Your task => Everything from the line that holds "Type out the text in this image." through the end of the data below should be output exactly, both ends included.

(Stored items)
◇ ◇ ◇ ◇ ◇

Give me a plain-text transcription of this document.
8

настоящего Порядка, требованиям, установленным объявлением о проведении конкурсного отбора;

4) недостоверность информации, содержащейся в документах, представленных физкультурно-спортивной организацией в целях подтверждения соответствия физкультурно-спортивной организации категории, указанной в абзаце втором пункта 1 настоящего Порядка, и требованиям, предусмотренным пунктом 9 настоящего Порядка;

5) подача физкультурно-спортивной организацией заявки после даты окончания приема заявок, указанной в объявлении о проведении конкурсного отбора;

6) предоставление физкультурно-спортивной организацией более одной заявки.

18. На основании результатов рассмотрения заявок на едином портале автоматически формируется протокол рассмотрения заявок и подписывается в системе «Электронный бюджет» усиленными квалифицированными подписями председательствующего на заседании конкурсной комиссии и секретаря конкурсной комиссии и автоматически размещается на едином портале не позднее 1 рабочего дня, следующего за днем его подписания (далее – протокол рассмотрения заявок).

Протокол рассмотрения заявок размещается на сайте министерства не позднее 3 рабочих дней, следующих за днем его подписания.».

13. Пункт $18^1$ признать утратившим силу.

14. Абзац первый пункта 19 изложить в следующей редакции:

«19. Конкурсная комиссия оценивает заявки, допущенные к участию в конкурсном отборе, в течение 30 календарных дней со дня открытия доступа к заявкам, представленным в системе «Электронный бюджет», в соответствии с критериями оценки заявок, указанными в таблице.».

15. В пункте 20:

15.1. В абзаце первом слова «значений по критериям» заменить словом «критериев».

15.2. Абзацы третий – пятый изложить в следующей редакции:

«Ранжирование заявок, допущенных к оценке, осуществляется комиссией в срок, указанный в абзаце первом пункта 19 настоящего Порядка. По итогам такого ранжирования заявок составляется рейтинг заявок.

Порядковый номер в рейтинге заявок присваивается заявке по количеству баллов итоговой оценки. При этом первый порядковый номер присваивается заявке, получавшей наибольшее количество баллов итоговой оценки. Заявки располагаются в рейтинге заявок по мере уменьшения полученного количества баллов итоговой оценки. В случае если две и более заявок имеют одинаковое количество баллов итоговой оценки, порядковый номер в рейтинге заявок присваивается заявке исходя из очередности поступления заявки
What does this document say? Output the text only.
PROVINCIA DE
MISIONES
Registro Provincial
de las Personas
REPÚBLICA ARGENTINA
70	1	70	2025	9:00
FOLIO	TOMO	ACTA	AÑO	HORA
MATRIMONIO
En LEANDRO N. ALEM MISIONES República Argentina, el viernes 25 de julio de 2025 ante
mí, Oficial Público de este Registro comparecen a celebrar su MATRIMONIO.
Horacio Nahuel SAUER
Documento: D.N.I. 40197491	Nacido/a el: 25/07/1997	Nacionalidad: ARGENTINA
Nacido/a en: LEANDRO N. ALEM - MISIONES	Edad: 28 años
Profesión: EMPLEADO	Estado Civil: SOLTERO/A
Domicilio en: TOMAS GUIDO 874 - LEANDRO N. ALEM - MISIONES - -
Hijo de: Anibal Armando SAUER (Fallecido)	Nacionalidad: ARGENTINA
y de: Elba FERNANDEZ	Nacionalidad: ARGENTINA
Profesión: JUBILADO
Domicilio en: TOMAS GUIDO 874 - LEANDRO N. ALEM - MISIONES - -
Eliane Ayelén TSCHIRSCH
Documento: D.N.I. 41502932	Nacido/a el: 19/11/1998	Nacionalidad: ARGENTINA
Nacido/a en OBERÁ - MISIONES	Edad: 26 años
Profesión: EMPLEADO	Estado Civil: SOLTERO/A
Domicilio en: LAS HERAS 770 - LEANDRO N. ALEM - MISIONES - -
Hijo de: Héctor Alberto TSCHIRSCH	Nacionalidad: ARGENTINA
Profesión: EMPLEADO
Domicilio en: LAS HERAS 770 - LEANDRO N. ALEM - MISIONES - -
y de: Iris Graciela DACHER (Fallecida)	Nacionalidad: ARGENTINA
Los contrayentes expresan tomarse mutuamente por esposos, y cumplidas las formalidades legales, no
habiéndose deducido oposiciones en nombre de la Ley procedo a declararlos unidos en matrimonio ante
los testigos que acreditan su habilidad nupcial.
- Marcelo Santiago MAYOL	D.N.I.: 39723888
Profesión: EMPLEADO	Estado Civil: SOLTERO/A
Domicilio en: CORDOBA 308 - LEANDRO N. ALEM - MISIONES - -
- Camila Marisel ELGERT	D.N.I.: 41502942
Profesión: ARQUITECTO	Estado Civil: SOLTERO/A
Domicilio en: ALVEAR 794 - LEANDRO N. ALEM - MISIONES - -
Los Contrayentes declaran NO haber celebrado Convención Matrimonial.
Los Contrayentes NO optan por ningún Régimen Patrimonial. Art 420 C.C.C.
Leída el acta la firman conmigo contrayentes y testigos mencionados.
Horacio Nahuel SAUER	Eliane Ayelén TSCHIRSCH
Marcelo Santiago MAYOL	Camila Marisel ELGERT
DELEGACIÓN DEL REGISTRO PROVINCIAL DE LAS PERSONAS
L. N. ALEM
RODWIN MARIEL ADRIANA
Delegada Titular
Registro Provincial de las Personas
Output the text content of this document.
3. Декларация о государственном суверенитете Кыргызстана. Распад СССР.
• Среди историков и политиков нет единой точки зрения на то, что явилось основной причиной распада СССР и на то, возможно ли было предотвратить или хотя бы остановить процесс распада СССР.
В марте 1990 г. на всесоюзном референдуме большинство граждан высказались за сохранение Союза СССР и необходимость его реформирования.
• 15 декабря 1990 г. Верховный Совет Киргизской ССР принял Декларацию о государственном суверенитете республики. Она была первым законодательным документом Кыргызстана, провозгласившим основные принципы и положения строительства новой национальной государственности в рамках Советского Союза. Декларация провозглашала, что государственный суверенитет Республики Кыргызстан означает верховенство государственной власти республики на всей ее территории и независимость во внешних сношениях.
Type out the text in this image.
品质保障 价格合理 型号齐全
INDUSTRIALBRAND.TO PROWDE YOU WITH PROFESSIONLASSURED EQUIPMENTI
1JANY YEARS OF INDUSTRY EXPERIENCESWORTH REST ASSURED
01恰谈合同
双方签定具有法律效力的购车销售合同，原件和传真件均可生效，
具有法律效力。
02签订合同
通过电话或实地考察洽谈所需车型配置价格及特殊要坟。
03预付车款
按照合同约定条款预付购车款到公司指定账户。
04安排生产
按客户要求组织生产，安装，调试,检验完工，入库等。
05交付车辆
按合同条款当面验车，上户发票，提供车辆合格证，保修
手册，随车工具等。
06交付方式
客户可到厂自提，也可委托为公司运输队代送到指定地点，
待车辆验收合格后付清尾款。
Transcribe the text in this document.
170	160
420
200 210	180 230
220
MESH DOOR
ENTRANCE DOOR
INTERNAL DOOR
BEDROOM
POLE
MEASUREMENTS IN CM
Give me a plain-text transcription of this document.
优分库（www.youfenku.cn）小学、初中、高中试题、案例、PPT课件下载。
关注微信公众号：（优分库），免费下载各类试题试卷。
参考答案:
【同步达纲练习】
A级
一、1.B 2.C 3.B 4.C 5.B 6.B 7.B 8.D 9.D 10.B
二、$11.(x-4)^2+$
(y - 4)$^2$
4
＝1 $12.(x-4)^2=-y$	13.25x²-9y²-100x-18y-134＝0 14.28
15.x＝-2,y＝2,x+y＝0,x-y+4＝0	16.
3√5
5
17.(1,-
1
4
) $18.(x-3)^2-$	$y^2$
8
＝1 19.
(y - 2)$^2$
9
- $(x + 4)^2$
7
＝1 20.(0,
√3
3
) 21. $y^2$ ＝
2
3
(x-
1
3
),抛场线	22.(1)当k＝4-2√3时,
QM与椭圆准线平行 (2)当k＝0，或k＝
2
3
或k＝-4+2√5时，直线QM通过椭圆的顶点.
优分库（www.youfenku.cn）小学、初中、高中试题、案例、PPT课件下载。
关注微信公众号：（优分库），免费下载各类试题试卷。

◇ ◇ ◇ ◇ ◇

Full response =>
Type out the text in this image.
品质保障 价格合理 型号齐全
INDUSTRIALBRAND.TO PROWDE YOU WITH PROFESSIONLASSURED EQUIPMENTI
1JANY YEARS OF INDUSTRY EXPERIENCESWORTH REST ASSURED
01恰谈合同
双方签定具有法律效力的购车销售合同，原件和传真件均可生效，
具有法律效力。
02签订合同
通过电话或实地考察洽谈所需车型配置价格及特殊要坟。
03预付车款
按照合同约定条款预付购车款到公司指定账户。
04安排生产
按客户要求组织生产，安装，调试,检验完工，入库等。
05交付车辆
按合同条款当面验车，上户发票，提供车辆合格证，保修
手册，随车工具等。
06交付方式
客户可到厂自提，也可委托为公司运输队代送到指定地点，
待车辆验收合格后付清尾款。
Transcribe the text in this document.
170	160
420
200 210	180 230
220
MESH DOOR
ENTRANCE DOOR
INTERNAL DOOR
BEDROOM
POLE
MEASUREMENTS IN CM
Give me a plain-text transcription of this document.
优分库（www.youfenku.cn）小学、初中、高中试题、案例、PPT课件下载。
关注微信公众号：（优分库），免费下载各类试题试卷。
参考答案:
【同步达纲练习】
A级
一、1.B 2.C 3.B 4.C 5.B 6.B 7.B 8.D 9.D 10.B
二、$11.(x-4)^2+$
(y - 4)$^2$
4
＝1 $12.(x-4)^2=-y$	13.25x²-9y²-100x-18y-134＝0 14.28
15.x＝-2,y＝2,x+y＝0,x-y+4＝0	16.
3√5
5
17.(1,-
1
4
) $18.(x-3)^2-$	$y^2$
8
＝1 19.
(y - 2)$^2$
9
- $(x + 4)^2$
7
＝1 20.(0,
√3
3
) 21. $y^2$ ＝
2
3
(x-
1
3
),抛场线	22.(1)当k＝4-2√3时,
QM与椭圆准线平行 (2)当k＝0，或k＝
2
3
或k＝-4+2√5时，直线QM通过椭圆的顶点.
优分库（www.youfenku.cn）小学、初中、高中试题、案例、PPT课件下载。
关注微信公众号：（优分库），免费下载各类试题试卷。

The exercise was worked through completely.